Supplied material: Begin
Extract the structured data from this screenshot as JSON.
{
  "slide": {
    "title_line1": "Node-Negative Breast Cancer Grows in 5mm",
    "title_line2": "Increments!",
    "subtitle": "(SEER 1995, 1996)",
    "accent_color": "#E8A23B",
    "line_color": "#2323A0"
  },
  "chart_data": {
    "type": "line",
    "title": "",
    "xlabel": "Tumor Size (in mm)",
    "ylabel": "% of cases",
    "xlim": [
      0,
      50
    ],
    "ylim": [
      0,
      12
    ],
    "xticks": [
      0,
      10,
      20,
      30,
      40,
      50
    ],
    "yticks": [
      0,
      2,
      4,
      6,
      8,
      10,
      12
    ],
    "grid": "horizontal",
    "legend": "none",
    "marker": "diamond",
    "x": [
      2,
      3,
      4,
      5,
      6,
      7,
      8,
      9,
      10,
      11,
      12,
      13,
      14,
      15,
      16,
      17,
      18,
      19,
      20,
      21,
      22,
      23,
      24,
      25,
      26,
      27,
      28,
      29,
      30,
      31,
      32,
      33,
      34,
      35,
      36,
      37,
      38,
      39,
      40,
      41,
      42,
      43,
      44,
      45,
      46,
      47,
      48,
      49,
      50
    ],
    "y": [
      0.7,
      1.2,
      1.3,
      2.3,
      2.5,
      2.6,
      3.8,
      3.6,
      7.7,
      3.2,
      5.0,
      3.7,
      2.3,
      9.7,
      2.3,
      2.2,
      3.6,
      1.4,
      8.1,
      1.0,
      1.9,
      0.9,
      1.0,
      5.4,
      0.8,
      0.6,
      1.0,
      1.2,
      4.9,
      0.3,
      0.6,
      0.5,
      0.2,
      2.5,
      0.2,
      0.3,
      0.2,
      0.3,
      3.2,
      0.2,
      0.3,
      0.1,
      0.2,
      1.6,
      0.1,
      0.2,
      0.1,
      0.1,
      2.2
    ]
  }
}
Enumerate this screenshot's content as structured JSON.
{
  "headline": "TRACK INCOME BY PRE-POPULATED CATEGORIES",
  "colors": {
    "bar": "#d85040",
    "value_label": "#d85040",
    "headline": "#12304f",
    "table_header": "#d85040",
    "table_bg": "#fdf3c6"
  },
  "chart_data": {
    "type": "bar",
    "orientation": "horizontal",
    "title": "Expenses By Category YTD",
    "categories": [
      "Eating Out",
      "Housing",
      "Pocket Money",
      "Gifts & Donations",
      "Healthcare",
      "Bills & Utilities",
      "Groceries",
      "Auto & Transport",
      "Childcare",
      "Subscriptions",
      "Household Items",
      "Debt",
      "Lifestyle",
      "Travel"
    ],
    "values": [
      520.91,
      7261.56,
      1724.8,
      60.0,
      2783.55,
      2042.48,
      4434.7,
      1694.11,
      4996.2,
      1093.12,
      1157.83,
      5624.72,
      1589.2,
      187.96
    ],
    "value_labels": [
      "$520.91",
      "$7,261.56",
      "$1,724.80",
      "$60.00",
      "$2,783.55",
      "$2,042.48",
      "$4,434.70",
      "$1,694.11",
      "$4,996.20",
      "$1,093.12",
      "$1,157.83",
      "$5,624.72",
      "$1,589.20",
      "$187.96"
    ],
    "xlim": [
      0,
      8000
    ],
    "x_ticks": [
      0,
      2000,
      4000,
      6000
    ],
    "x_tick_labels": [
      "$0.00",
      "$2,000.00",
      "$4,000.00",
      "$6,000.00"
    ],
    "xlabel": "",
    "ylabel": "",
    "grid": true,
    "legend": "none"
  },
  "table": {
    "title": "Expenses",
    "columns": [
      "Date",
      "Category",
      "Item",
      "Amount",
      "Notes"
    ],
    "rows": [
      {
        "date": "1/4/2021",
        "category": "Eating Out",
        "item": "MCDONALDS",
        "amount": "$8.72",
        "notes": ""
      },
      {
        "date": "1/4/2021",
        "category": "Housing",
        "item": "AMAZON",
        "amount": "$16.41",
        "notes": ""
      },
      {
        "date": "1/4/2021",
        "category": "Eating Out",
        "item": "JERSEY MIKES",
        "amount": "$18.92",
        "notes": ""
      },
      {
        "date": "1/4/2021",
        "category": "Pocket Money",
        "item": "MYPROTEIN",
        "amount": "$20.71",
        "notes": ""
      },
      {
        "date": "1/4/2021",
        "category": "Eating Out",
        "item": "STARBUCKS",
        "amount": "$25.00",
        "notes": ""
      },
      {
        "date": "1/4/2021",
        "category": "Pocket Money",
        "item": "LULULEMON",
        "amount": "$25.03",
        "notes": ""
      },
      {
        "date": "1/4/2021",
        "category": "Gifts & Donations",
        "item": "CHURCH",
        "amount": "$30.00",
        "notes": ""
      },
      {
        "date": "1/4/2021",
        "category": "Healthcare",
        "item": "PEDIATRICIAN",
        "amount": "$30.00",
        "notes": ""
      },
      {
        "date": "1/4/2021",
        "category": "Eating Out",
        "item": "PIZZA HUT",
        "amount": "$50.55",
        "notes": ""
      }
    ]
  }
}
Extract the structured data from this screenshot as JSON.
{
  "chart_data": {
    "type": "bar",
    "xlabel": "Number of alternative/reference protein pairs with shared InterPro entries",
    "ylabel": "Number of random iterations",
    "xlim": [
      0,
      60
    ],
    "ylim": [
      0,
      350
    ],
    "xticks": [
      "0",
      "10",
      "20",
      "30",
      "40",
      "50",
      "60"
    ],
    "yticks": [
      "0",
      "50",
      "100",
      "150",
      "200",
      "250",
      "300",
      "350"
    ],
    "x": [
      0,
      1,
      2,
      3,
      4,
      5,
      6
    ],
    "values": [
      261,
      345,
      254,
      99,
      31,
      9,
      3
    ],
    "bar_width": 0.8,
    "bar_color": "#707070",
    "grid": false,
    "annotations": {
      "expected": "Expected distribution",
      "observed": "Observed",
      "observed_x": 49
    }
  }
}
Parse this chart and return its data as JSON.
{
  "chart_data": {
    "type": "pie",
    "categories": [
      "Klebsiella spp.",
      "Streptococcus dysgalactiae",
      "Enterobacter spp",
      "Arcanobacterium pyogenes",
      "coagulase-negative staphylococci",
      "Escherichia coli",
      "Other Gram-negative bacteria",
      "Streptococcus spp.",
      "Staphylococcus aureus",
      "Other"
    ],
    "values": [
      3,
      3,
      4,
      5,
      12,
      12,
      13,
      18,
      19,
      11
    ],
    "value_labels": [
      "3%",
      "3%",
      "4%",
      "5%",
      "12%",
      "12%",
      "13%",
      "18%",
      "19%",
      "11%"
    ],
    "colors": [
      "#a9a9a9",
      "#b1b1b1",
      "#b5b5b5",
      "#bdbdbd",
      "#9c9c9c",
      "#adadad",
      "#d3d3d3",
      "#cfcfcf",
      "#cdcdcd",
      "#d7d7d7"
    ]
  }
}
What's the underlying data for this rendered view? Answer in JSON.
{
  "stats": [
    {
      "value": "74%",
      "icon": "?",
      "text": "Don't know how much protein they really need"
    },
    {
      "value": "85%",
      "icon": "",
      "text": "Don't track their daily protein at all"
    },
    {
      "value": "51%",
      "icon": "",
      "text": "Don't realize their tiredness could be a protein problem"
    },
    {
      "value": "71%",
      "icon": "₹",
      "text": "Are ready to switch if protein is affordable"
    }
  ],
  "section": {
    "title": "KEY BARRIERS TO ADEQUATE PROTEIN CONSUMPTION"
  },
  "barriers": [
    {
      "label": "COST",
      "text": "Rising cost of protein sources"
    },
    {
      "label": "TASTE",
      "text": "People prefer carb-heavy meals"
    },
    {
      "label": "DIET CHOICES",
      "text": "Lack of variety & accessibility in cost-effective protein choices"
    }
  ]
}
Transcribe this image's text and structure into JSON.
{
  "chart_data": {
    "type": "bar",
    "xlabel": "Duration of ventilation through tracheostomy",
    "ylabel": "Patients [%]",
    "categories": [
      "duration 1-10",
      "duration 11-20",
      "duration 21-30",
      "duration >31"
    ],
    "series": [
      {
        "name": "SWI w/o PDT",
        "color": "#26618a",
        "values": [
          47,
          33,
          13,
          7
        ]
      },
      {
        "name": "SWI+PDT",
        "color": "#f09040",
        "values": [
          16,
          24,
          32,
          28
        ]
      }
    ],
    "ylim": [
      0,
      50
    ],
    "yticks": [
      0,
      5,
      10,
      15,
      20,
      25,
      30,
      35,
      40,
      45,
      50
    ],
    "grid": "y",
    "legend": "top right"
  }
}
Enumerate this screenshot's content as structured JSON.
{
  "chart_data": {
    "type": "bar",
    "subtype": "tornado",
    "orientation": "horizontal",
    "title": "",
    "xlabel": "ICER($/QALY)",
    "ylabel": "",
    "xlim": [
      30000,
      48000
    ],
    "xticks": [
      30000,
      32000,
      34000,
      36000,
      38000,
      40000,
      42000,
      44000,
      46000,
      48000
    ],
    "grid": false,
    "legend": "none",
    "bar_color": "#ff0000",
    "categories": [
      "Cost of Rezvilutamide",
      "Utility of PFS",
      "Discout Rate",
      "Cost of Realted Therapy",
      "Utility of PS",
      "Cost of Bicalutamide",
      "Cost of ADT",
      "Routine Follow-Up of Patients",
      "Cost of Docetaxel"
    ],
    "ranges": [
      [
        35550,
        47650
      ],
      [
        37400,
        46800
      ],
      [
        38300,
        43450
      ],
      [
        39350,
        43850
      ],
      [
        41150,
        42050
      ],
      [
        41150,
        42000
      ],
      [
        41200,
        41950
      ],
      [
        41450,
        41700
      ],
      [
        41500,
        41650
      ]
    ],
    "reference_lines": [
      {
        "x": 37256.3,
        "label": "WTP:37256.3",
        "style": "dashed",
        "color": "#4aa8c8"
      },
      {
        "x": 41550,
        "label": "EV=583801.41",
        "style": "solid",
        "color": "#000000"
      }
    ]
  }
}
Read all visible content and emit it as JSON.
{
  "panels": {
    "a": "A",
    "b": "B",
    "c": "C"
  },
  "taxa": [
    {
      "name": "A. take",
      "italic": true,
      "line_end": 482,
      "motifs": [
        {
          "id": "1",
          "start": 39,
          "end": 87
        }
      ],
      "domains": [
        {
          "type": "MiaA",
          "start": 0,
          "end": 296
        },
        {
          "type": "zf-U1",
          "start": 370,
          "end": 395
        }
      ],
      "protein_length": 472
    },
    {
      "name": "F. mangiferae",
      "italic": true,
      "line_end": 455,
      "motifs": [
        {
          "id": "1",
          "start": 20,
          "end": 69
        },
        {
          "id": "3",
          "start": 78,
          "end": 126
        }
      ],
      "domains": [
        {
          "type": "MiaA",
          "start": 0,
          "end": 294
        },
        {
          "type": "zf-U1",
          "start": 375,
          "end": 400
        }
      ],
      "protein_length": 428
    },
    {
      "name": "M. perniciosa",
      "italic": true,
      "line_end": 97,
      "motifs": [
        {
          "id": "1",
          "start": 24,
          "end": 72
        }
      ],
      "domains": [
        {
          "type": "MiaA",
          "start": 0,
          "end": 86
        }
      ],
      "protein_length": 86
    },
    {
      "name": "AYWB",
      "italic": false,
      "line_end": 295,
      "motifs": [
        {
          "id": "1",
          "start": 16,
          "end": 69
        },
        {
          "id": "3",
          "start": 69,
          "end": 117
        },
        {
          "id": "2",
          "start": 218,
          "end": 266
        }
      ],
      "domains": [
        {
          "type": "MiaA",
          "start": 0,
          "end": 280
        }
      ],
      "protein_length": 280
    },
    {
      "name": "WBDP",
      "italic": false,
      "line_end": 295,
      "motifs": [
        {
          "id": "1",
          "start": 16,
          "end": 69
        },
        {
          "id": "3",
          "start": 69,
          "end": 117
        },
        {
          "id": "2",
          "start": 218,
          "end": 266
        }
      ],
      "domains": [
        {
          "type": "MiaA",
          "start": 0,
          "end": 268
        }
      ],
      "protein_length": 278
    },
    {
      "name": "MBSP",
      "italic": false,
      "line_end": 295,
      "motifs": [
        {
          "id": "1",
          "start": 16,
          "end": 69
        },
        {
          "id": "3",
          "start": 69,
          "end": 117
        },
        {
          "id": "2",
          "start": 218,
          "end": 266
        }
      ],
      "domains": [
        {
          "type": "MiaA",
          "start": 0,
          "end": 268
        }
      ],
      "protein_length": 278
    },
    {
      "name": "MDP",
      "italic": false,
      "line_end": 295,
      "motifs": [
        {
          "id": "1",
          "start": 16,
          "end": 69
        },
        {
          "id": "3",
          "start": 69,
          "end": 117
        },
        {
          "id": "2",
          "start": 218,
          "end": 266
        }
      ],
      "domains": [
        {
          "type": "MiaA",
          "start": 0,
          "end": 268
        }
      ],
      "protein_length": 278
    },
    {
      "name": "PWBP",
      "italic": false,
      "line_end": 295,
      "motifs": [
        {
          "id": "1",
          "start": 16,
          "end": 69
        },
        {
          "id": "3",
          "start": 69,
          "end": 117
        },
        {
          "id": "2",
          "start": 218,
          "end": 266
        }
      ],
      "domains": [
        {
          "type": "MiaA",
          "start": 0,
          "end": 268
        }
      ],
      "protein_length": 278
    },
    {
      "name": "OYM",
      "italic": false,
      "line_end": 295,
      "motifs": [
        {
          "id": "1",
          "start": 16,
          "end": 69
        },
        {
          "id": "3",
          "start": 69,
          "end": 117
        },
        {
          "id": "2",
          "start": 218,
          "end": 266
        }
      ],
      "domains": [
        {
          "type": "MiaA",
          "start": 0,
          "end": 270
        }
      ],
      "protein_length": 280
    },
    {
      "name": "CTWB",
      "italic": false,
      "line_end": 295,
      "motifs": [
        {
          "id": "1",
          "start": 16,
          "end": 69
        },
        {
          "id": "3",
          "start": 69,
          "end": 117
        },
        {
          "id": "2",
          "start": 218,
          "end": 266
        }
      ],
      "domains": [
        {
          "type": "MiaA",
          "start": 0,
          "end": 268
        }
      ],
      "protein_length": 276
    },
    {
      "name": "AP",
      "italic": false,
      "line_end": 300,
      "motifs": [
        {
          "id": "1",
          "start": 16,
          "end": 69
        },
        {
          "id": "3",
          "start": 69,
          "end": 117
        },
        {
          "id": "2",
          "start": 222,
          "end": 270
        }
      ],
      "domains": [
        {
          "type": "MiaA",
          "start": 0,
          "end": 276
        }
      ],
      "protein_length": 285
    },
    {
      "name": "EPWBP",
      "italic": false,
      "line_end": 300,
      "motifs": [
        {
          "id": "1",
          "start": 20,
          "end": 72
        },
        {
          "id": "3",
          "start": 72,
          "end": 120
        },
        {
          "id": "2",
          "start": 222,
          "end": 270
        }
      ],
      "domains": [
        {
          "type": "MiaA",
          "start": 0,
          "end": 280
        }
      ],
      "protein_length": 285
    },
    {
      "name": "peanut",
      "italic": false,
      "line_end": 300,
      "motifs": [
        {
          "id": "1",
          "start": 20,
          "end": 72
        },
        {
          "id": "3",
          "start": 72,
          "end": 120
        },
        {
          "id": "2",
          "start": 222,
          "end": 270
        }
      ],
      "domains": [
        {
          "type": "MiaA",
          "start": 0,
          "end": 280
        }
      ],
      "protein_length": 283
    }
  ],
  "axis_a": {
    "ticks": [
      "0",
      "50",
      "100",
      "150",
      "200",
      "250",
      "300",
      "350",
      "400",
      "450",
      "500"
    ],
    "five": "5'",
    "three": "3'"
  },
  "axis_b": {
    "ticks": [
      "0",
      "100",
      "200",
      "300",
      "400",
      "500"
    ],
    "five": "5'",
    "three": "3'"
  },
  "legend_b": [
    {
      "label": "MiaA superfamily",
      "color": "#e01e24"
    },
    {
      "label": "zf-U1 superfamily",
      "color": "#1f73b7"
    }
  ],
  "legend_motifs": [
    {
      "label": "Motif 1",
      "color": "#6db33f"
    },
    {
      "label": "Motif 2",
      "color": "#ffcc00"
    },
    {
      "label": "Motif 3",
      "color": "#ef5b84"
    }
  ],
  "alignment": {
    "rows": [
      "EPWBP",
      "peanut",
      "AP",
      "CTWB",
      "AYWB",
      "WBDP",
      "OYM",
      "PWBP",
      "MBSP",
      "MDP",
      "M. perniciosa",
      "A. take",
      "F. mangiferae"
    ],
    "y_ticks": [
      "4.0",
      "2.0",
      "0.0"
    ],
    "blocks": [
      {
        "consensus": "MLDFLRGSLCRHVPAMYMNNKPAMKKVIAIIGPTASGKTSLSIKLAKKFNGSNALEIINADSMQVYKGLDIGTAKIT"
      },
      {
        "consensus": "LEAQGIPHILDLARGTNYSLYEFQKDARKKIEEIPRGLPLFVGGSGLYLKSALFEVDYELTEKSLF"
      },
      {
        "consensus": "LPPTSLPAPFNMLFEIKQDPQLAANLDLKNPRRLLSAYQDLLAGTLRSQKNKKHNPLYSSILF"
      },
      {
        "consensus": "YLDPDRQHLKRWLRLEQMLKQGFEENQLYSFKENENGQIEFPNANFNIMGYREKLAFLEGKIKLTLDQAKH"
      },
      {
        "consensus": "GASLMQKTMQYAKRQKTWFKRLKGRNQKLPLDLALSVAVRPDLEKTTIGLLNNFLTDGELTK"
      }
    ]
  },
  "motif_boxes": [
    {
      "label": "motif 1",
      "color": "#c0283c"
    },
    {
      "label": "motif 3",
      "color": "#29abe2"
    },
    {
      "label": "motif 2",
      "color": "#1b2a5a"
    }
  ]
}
Supplied material: End
Problem to work on. If a line of the entries above holds the word "Number", count it; report only how many such lines there are.

Answer area. 2